## Task statement
Write out all the entries word for word and omit any pictures.
## BEGIN Extracted information
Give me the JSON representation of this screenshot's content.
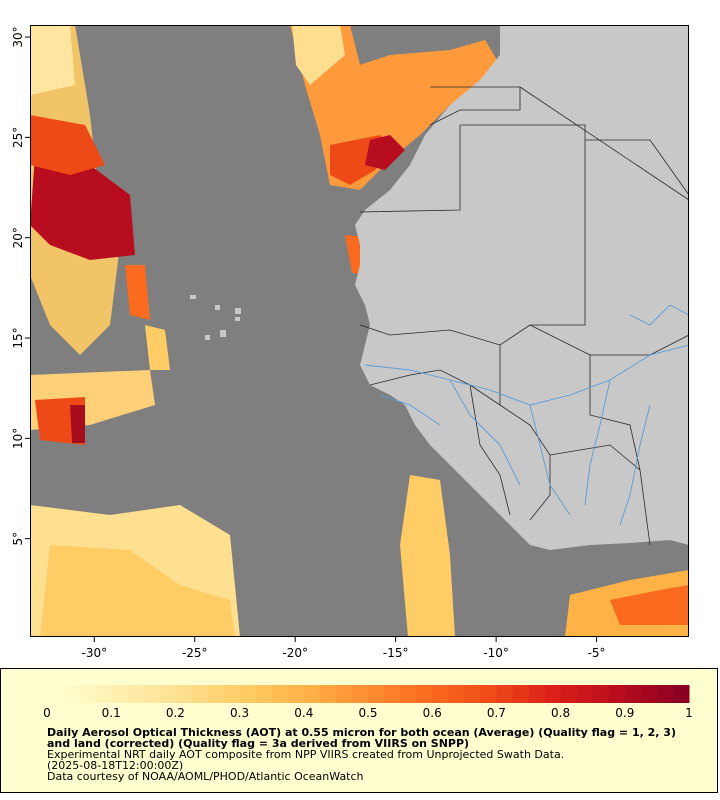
{
  "map": {
    "lon_range": [
      -33.2,
      -0.4
    ],
    "lat_range": [
      0.1,
      30.6
    ],
    "x_ticks": [
      {
        "value": -30,
        "label": "-30°"
      },
      {
        "value": -25,
        "label": "-25°"
      },
      {
        "value": -20,
        "label": "-20°"
      },
      {
        "value": -15,
        "label": "-15°"
      },
      {
        "value": -10,
        "label": "-10°"
      },
      {
        "value": -5,
        "label": "-5°"
      }
    ],
    "y_ticks": [
      {
        "value": 30,
        "label": "30°"
      },
      {
        "value": 25,
        "label": "25°"
      },
      {
        "value": 20,
        "label": "20°"
      },
      {
        "value": 15,
        "label": "15°"
      },
      {
        "value": 10,
        "label": "10°"
      },
      {
        "value": 5,
        "label": "5°"
      }
    ],
    "colors": {
      "ocean_nodata": "#7f7f7f",
      "land": "#c8c8c8",
      "borders": "#2a2a2a",
      "rivers": "#5a9ad6"
    }
  },
  "colorbar": {
    "min": 0,
    "max": 1,
    "tick_labels": [
      "0",
      "0.1",
      "0.2",
      "0.3",
      "0.4",
      "0.5",
      "0.6",
      "0.7",
      "0.8",
      "0.9",
      "1"
    ],
    "colors": [
      "#ffffd0",
      "#fff0b0",
      "#ffe090",
      "#ffcc66",
      "#ffb347",
      "#ff8c33",
      "#fa6a1f",
      "#ee4a18",
      "#d91e18",
      "#b80d1e",
      "#8b0021"
    ]
  },
  "legend": {
    "title": "Daily Aerosol Optical Thickness (AOT) at 0.55 micron for both ocean (Average) (Quality flag = 1, 2, 3) and land (corrected) (Quality flag = 3a derived from VIIRS on SNPP)",
    "line1": "Experimental NRT daily AOT composite from NPP VIIRS created from Unprojected Swath Data.",
    "line2": "(2025-08-18T12:00:00Z)",
    "line3": "Data courtesy of NOAA/AOML/PHOD/Atlantic OceanWatch"
  }
}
## END Extracted information
## Final answer
Give me the JSON representation of this screenshot's content.
{
  "map": {
    "lon_range": [
      -33.2,
      -0.4
    ],
    "lat_range": [
      0.1,
      30.6
    ],
    "x_ticks": [
      {
        "value": -30,
        "label": "-30°"
      },
      {
        "value": -25,
        "label": "-25°"
      },
      {
        "value": -20,
        "label": "-20°"
      },
      {
        "value": -15,
        "label": "-15°"
      },
      {
        "value": -10,
        "label": "-10°"
      },
      {
        "value": -5,
        "label": "-5°"
      }
    ],
    "y_ticks": [
      {
        "value": 30,
        "label": "30°"
      },
      {
        "value": 25,
        "label": "25°"
      },
      {
        "value": 20,
        "label": "20°"
      },
      {
        "value": 15,
        "label": "15°"
      },
      {
        "value": 10,
        "label": "10°"
      },
      {
        "value": 5,
        "label": "5°"
      }
    ],
    "colors": {
      "ocean_nodata": "#7f7f7f",
      "land": "#c8c8c8",
      "borders": "#2a2a2a",
      "rivers": "#5a9ad6"
    }
  },
  "colorbar": {
    "min": 0,
    "max": 1,
    "tick_labels": [
      "0",
      "0.1",
      "0.2",
      "0.3",
      "0.4",
      "0.5",
      "0.6",
      "0.7",
      "0.8",
      "0.9",
      "1"
    ],
    "colors": [
      "#ffffd0",
      "#fff0b0",
      "#ffe090",
      "#ffcc66",
      "#ffb347",
      "#ff8c33",
      "#fa6a1f",
      "#ee4a18",
      "#d91e18",
      "#b80d1e",
      "#8b0021"
    ]
  },
  "legend": {
    "title": "Daily Aerosol Optical Thickness (AOT) at 0.55 micron for both ocean (Average) (Quality flag = 1, 2, 3) and land (corrected) (Quality flag = 3a derived from VIIRS on SNPP)",
    "line1": "Experimental NRT daily AOT composite from NPP VIIRS created from Unprojected Swath Data.",
    "line2": "(2025-08-18T12:00:00Z)",
    "line3": "Data courtesy of NOAA/AOML/PHOD/Atlantic OceanWatch"
  }
}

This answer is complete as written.